Select, from the data, each line where "text" occurs.
--- Begin RECORD SET ---
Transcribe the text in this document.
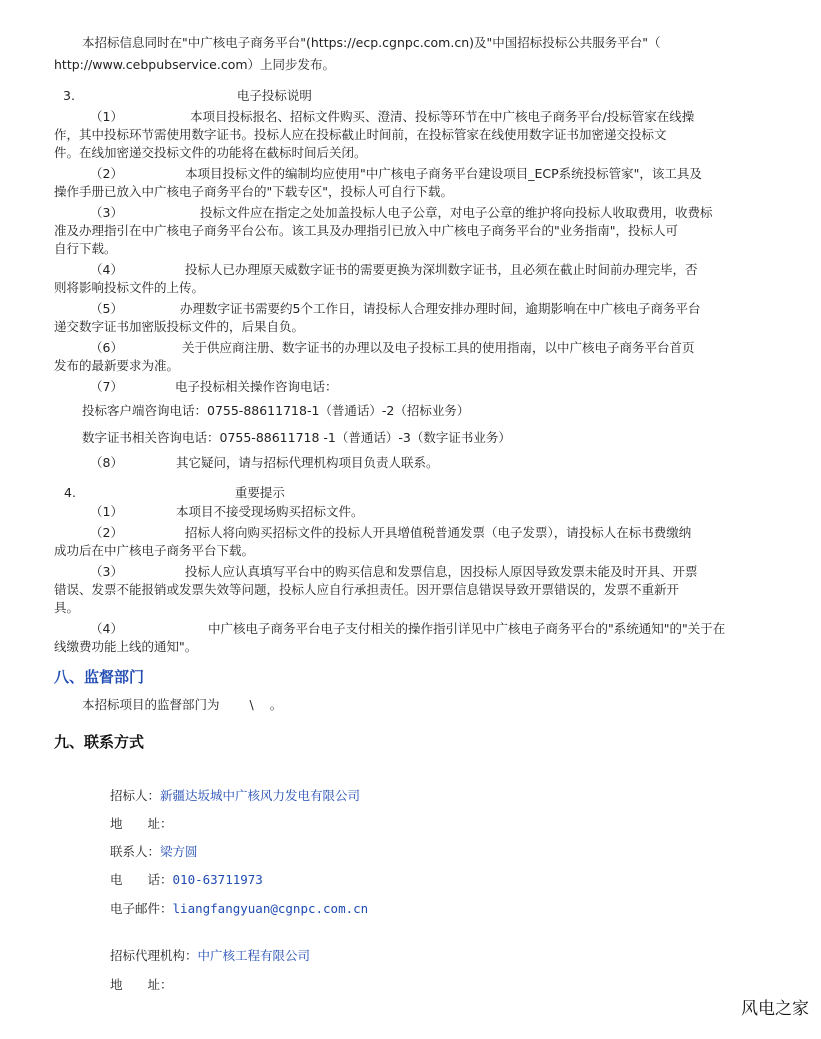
本招标信息同时在"中广核电子商务平台"(https://ecp.cgnpc.com.cn)及"中国招标投标公共服务平台"（
http://www.cebpubservice.com）上同步发布。
3.	电子投标说明
（1）	本项目投标报名、招标文件购买、澄清、投标等环节在中广核电子商务平台/投标管家在线操
作，其中投标环节需使用数字证书。投标人应在投标截止时间前，在投标管家在线使用数字证书加密递交投标文
件。在线加密递交投标文件的功能将在截标时间后关闭。
（2）	本项目投标文件的编制均应使用"中广核电子商务平台建设项目_ECP系统投标管家"，该工具及
操作手册已放入中广核电子商务平台的"下载专区"，投标人可自行下载。
（3）	投标文件应在指定之处加盖投标人电子公章，对电子公章的维护将向投标人收取费用，收费标
准及办理指引在中广核电子商务平台公布。该工具及办理指引已放入中广核电子商务平台的"业务指南"，投标人可
自行下载。
（4）	投标人已办理原天威数字证书的需要更换为深圳数字证书，且必须在截止时间前办理完毕，否
则将影响投标文件的上传。
（5）	办理数字证书需要约5个工作日，请投标人合理安排办理时间，逾期影响在中广核电子商务平台
递交数字证书加密版投标文件的，后果自负。
（6）	关于供应商注册、数字证书的办理以及电子投标工具的使用指南，以中广核电子商务平台首页
发布的最新要求为准。
（7）	电子投标相关操作咨询电话：
投标客户端咨询电话：0755-88611718-1（普通话）-2（招标业务）
数字证书相关咨询电话：0755-88611718 -1（普通话）-3（数字证书业务）
（8）	其它疑问，请与招标代理机构项目负责人联系。
4.	重要提示
（1）	本项目不接受现场购买招标文件。
（2）	招标人将向购买招标文件的投标人开具增值税普通发票（电子发票），请投标人在标书费缴纳
成功后在中广核电子商务平台下载。
（3）	投标人应认真填写平台中的购买信息和发票信息，因投标人原因导致发票未能及时开具、开票
错误、发票不能报销或发票失效等问题，投标人应自行承担责任。因开票信息错误导致开票错误的，发票不重新开
具。
（4）	中广核电子商务平台电子支付相关的操作指引详见中广核电子商务平台的"系统通知"的"关于在
线缴费功能上线的通知"。
八、监督部门
本招标项目的监督部门为 \ 。
九、联系方式
招标人：新疆达坂城中广核风力发电有限公司
地　　址：
联系人：梁方圆
电　　话：010-63711973
电子邮件：liangfangyuan@cgnpc.com.cn
招标代理机构：中广核工程有限公司
地　　址：
风电之家
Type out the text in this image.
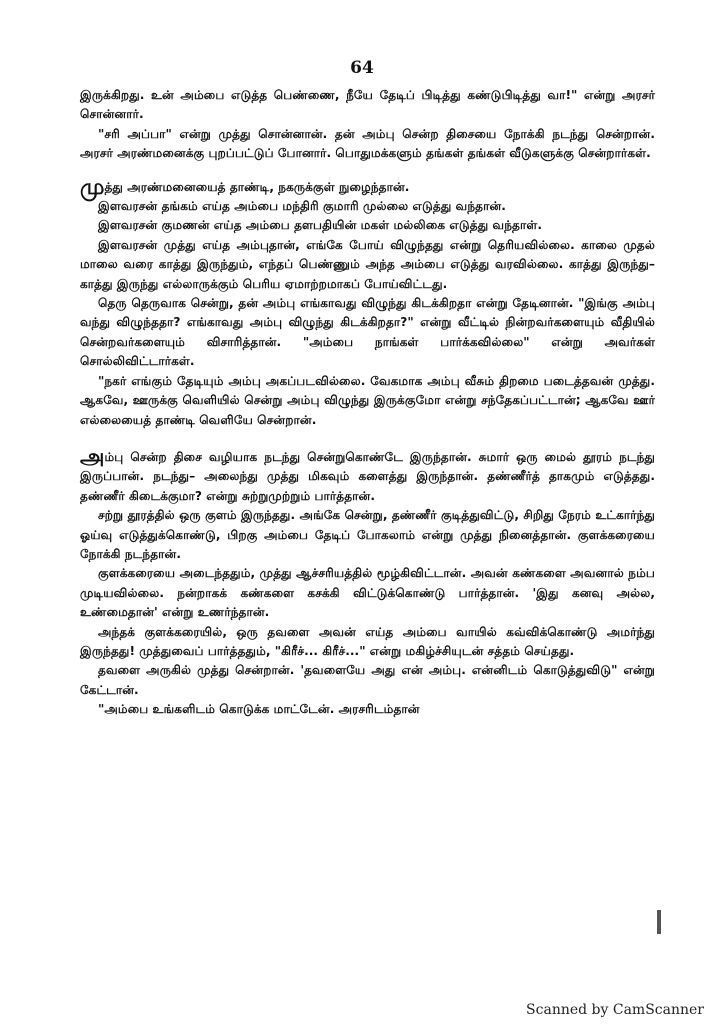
64

இருக்கிறது. உன் அம்பை எடுத்த பெண்ணை, நீயே தேடிப் பிடித்து கண்டுபிடித்து வா!" என்று அரசர் சொன்னார்.

"சரி அப்பா" என்று முத்து சொன்னான். தன் அம்பு சென்ற திசையை நோக்கி நடந்து சென்றான். அரசர் அரண்மனைக்கு புறப்பட்டுப் போனார். பொதுமக்களும் தங்கள் தங்கள் வீடுகளுக்கு சென்றார்கள்.

முத்து அரண்மனையைத் தாண்டி, நகருக்குள் நுழைந்தான்.

இளவரசன் தங்கம் எய்த அம்பை மந்திரி குமாரி முல்லை எடுத்து வந்தான்.

இளவரசன் குமணன் எய்த அம்பை தளபதியின் மகள் மல்லிகை எடுத்து வந்தாள்.

இளவரசன் முத்து எய்த அம்புதான், எங்கே போய் விழுந்தது என்று தெரியவில்லை. காலை முதல் மாலை வரை காத்து இருந்தும், எந்தப் பெண்ணும் அந்த அம்பை எடுத்து வரவில்லை. காத்து இருந்து– காத்து இருந்து எல்லாருக்கும் பெரிய ஏமாற்றமாகப் போய்விட்டது.

தெரு தெருவாக சென்று, தன் அம்பு எங்காவது விழுந்து கிடக்கிறதா என்று தேடினான். "இங்கு அம்பு வந்து விழுந்ததா? எங்காவது அம்பு விழுந்து கிடக்கிறதா?" என்று வீட்டில் நின்றவர்களையும் வீதியில் சென்றவர்களையும் விசாரித்தான். "அம்பை நாங்கள் பார்க்கவில்லை" என்று அவர்கள் சொல்லிவிட்டார்கள்.

"நகர் எங்கும் தேடியும் அம்பு அகப்படவில்லை. வேகமாக அம்பு வீசும் திறமை படைத்தவன் முத்து. ஆகவே, ஊருக்கு வெளியில் சென்று அம்பு விழுந்து இருக்குமோ என்று சந்தேகப்பட்டான்; ஆகவே ஊர் எல்லையைத் தாண்டி வெளியே சென்றான்.

அம்பு சென்ற திசை வழியாக நடந்து சென்றுகொண்டே இருந்தான். சுமார் ஒரு மைல் தூரம் நடந்து இருப்பான். நடந்து– அலைந்து முத்து மிகவும் களைத்து இருந்தான். தண்ணீர்த் தாகமும் எடுத்தது. தண்ணீர் கிடைக்குமா? என்று சுற்றுமுற்றும் பார்த்தான்.

சற்று தூரத்தில் ஒரு குளம் இருந்தது. அங்கே சென்று, தண்ணீர் குடித்துவிட்டு, சிறிது நேரம் உட்கார்ந்து ஓய்வு எடுத்துக்கொண்டு, பிறகு அம்பை தேடிப் போகலாம் என்று முத்து நினைத்தான். குளக்கரையை நோக்கி நடந்தான்.

குளக்கரையை அடைந்ததும், முத்து ஆச்சரியத்தில் மூழ்கிவிட்டான். அவன் கண்களை அவனால் நம்ப முடியவில்லை. நன்றாகக் கண்களை கசக்கி விட்டுக்கொண்டு பார்த்தான். 'இது கனவு அல்ல, உண்மைதான்' என்று உணர்ந்தான்.

அந்தக் குளக்கரையில், ஒரு தவளை அவன் எய்த அம்பை வாயில் கவ்விக்கொண்டு அமர்ந்து இருந்தது! முத்துவைப் பார்த்ததும், "கிரீச்... கிரீச்..." என்று மகிழ்ச்சியுடன் சத்தம் செய்தது.

தவளை அருகில் முத்து சென்றான். 'தவளையே அது என் அம்பு. என்னிடம் கொடுத்துவிடு" என்று கேட்டான்.

"அம்பை உங்களிடம் கொடுக்க மாட்டேன். அரசரிடம்தான்

Scanned by CamScanner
--- End RECORD SET ---
### [TASK SOLUTION]
Transcribe the text in this document.
Type out the text in this image.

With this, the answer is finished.